**Exercise brief**
Pull every line that holds the word "JSON" from the entries.

(Stored records)
START

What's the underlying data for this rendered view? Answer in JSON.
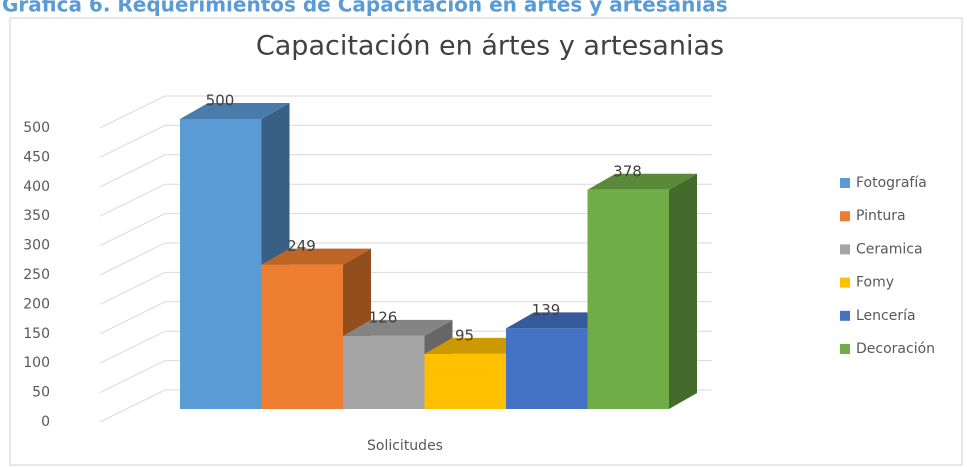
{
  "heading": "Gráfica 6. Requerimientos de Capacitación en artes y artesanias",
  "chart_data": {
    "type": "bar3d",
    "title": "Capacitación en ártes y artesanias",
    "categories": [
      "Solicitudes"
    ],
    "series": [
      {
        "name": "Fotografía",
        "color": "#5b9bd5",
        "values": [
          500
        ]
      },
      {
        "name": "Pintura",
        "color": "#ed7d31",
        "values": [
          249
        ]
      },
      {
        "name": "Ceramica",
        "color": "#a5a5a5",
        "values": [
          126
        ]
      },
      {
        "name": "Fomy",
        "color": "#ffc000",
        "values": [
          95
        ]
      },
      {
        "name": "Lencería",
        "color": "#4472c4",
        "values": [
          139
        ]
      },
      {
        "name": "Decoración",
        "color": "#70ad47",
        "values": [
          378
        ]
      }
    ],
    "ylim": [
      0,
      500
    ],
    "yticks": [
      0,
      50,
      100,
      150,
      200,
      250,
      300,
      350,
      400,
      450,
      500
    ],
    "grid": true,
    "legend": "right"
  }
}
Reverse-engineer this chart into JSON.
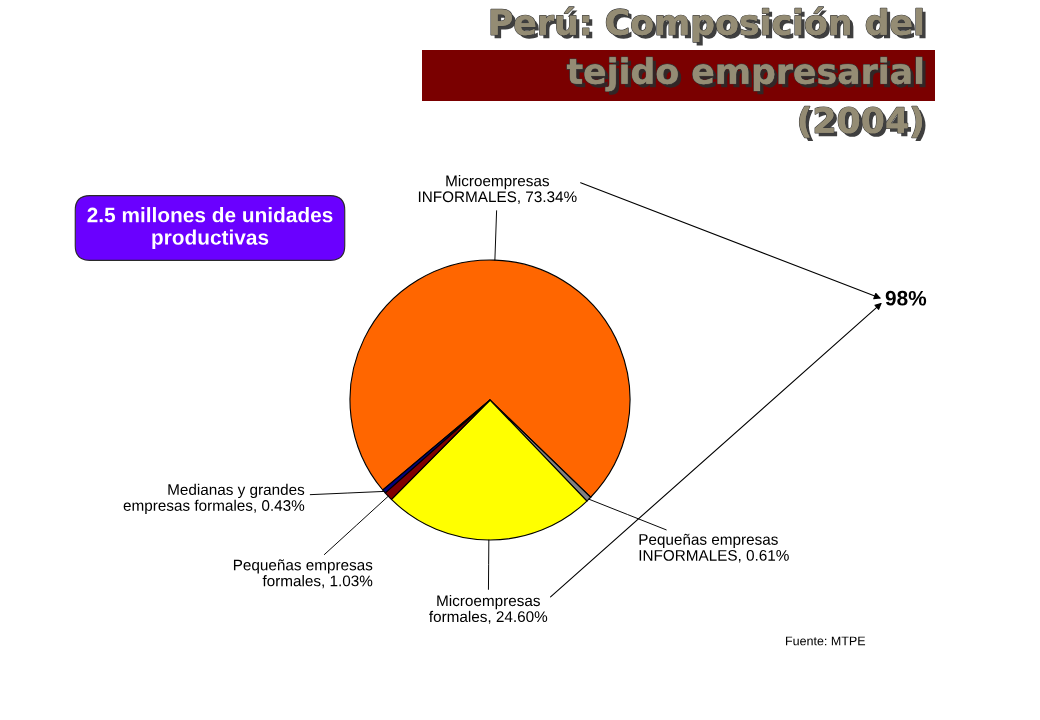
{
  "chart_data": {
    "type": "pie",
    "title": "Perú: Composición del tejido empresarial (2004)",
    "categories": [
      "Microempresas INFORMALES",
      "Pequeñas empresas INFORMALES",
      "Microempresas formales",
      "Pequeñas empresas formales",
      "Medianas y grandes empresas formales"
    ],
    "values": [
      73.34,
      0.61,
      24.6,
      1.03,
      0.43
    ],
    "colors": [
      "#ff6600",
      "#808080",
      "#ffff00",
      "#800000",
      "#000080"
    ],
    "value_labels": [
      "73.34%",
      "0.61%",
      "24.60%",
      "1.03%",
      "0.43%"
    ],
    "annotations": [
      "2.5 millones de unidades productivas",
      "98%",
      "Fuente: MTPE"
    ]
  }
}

END

**Result**
What's the underlying data for this rendered view? Answer in JSON.
Reverse-engineer this chart into JSON.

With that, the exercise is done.